THE PROBLEM:
Switch "sst-cell" to "sst-grid-cell" everywhere in the records below, keeping everything else the same. Leave the pictures out of your answer.

[Region boundary data]
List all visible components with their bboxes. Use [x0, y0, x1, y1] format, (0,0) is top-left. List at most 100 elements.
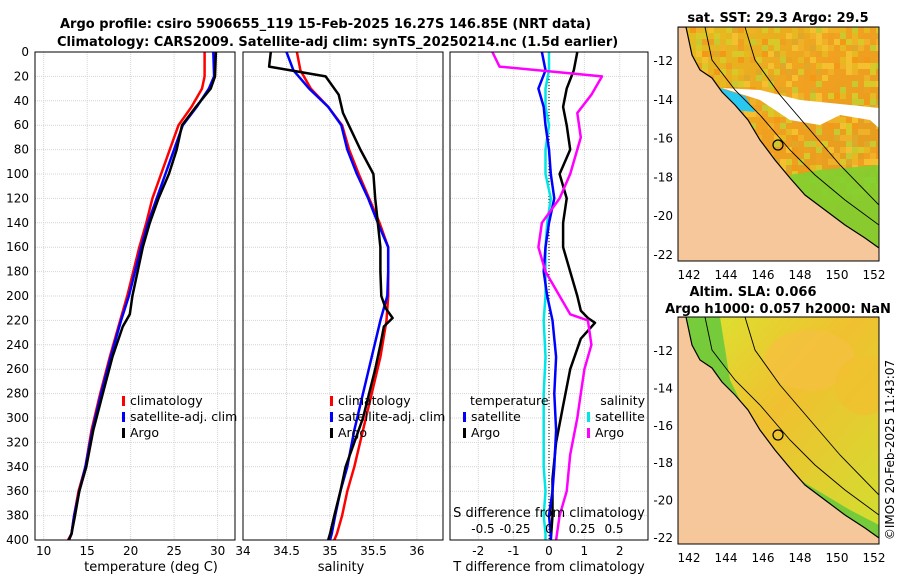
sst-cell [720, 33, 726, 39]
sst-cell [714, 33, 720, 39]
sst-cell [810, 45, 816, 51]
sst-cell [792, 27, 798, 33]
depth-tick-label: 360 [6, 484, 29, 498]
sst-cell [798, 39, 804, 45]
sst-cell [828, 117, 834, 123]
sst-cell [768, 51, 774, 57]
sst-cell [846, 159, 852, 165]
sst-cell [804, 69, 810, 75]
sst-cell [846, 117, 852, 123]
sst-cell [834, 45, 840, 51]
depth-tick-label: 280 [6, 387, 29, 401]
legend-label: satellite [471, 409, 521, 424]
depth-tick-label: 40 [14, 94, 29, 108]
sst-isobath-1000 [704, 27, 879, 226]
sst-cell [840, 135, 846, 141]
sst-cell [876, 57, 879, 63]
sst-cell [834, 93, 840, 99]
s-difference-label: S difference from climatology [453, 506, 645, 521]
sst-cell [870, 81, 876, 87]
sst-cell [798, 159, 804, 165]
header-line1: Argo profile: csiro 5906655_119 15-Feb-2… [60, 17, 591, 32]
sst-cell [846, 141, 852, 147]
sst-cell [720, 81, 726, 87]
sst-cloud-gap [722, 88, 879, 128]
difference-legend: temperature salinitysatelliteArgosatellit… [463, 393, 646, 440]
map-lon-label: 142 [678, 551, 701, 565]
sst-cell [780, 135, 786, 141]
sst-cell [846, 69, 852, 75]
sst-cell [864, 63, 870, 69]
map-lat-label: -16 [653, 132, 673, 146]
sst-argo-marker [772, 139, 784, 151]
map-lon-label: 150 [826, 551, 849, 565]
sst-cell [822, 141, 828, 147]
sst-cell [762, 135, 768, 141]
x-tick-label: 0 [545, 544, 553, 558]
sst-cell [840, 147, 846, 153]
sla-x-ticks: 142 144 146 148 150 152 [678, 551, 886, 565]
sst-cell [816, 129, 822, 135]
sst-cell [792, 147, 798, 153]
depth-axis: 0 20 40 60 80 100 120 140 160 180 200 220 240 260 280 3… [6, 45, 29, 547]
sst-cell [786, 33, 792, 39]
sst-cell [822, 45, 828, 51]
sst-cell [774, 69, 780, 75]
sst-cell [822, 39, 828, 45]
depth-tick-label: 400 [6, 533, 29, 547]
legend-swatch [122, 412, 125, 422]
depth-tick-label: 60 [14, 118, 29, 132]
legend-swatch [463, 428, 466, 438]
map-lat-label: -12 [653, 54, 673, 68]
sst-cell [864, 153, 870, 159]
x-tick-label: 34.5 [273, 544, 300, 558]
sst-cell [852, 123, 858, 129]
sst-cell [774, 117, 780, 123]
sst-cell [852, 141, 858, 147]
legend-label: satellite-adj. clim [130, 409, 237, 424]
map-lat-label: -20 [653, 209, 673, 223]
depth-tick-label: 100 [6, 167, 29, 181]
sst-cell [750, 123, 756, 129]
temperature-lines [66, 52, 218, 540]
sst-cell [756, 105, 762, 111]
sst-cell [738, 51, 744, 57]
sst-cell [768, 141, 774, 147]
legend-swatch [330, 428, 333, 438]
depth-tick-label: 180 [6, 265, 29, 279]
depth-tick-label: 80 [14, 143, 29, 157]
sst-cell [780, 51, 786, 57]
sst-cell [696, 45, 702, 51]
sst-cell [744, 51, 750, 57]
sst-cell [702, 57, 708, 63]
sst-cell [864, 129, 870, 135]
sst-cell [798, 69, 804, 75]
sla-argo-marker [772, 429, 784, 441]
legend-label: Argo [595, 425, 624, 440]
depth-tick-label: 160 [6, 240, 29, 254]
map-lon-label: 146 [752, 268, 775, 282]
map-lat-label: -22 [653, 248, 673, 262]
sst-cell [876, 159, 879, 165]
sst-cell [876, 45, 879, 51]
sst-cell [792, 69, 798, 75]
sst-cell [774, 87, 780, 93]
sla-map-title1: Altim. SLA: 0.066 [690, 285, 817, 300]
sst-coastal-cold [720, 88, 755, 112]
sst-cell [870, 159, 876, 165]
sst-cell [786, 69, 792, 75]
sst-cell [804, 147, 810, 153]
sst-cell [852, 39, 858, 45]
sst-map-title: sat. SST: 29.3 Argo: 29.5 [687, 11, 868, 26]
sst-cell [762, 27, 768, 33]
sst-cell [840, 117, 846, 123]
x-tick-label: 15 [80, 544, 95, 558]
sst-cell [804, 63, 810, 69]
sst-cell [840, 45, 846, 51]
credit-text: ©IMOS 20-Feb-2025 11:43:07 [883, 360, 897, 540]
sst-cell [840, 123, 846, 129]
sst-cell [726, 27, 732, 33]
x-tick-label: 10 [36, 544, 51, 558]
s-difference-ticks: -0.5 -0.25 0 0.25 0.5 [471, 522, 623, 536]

RESULT:
List all visible components with their bboxes. Use [x0, y0, x1, y1] format, (0,0) is top-left. List at most 100 elements.
sst-grid-cell [720, 33, 726, 39]
sst-grid-cell [714, 33, 720, 39]
sst-grid-cell [810, 45, 816, 51]
sst-grid-cell [792, 27, 798, 33]
depth-tick-label: 360 [6, 484, 29, 498]
sst-grid-cell [798, 39, 804, 45]
sst-grid-cell [828, 117, 834, 123]
sst-grid-cell [768, 51, 774, 57]
sst-grid-cell [846, 159, 852, 165]
sst-grid-cell [804, 69, 810, 75]
sst-grid-cell [846, 117, 852, 123]
sst-grid-cell [834, 45, 840, 51]
depth-tick-label: 280 [6, 387, 29, 401]
legend-label: satellite [471, 409, 521, 424]
depth-tick-label: 40 [14, 94, 29, 108]
sst-isobath-1000 [704, 27, 879, 226]
sst-grid-cell [840, 135, 846, 141]
sst-grid-cell [876, 57, 879, 63]
sst-grid-cell [834, 93, 840, 99]
s-difference-label: S difference from climatology [453, 506, 645, 521]
sst-grid-cell [870, 81, 876, 87]
sst-grid-cell [798, 159, 804, 165]
header-line1: Argo profile: csiro 5906655_119 15-Feb-2… [60, 17, 591, 32]
sst-grid-cell [846, 141, 852, 147]
sst-grid-cell [720, 81, 726, 87]
sst-cloud-gap [722, 88, 879, 128]
difference-legend: temperature salinitysatelliteArgosatellit… [463, 393, 646, 440]
map-lon-label: 142 [678, 551, 701, 565]
sst-grid-cell [780, 135, 786, 141]
sst-grid-cell [846, 69, 852, 75]
sst-grid-cell [864, 63, 870, 69]
map-lat-label: -16 [653, 132, 673, 146]
sst-argo-marker [772, 139, 784, 151]
map-lon-label: 150 [826, 551, 849, 565]
sst-grid-cell [822, 141, 828, 147]
sst-grid-cell [762, 135, 768, 141]
x-tick-label: 0 [545, 544, 553, 558]
sst-grid-cell [840, 147, 846, 153]
sla-x-ticks: 142 144 146 148 150 152 [678, 551, 886, 565]
sst-grid-cell [816, 129, 822, 135]
sst-grid-cell [792, 147, 798, 153]
depth-axis: 0 20 40 60 80 100 120 140 160 180 200 220 240 260 280 3… [6, 45, 29, 547]
sst-grid-cell [786, 33, 792, 39]
sst-grid-cell [822, 45, 828, 51]
sst-grid-cell [774, 69, 780, 75]
sst-grid-cell [822, 39, 828, 45]
depth-tick-label: 400 [6, 533, 29, 547]
legend-swatch [122, 412, 125, 422]
depth-tick-label: 60 [14, 118, 29, 132]
legend-swatch [463, 428, 466, 438]
map-lat-label: -12 [653, 54, 673, 68]
sst-grid-cell [864, 153, 870, 159]
x-tick-label: 34.5 [273, 544, 300, 558]
sst-grid-cell [852, 123, 858, 129]
sst-grid-cell [774, 117, 780, 123]
sst-grid-cell [852, 141, 858, 147]
legend-label: satellite-adj. clim [130, 409, 237, 424]
map-lat-label: -20 [653, 209, 673, 223]
depth-tick-label: 100 [6, 167, 29, 181]
sst-grid-cell [750, 123, 756, 129]
temperature-lines [66, 52, 218, 540]
sst-grid-cell [756, 105, 762, 111]
sst-grid-cell [738, 51, 744, 57]
sst-grid-cell [768, 141, 774, 147]
legend-swatch [330, 428, 333, 438]
depth-tick-label: 180 [6, 265, 29, 279]
depth-tick-label: 80 [14, 143, 29, 157]
sst-grid-cell [780, 51, 786, 57]
sst-grid-cell [696, 45, 702, 51]
sst-grid-cell [744, 51, 750, 57]
sst-grid-cell [702, 57, 708, 63]
sst-grid-cell [864, 129, 870, 135]
sst-grid-cell [798, 69, 804, 75]
sla-argo-marker [772, 429, 784, 441]
legend-label: Argo [595, 425, 624, 440]
depth-tick-label: 160 [6, 240, 29, 254]
map-lon-label: 146 [752, 268, 775, 282]
map-lat-label: -22 [653, 248, 673, 262]
sst-grid-cell [876, 159, 879, 165]
sst-grid-cell [876, 45, 879, 51]
sst-grid-cell [792, 69, 798, 75]
sst-grid-cell [774, 87, 780, 93]
sla-map-title1: Altim. SLA: 0.066 [690, 285, 817, 300]
sst-coastal-cold [720, 88, 755, 112]
sst-grid-cell [870, 159, 876, 165]
sst-grid-cell [786, 69, 792, 75]
sst-grid-cell [804, 147, 810, 153]
sst-grid-cell [852, 39, 858, 45]
sst-map-title: sat. SST: 29.3 Argo: 29.5 [687, 11, 868, 26]
sst-grid-cell [762, 27, 768, 33]
sst-grid-cell [840, 117, 846, 123]
x-tick-label: 15 [80, 544, 95, 558]
sst-grid-cell [804, 63, 810, 69]
sst-grid-cell [840, 45, 846, 51]
credit-text: ©IMOS 20-Feb-2025 11:43:07 [883, 360, 897, 540]
sst-grid-cell [840, 123, 846, 129]
sst-grid-cell [726, 27, 732, 33]
x-tick-label: 10 [36, 544, 51, 558]
s-difference-ticks: -0.5 -0.25 0 0.25 0.5 [471, 522, 623, 536]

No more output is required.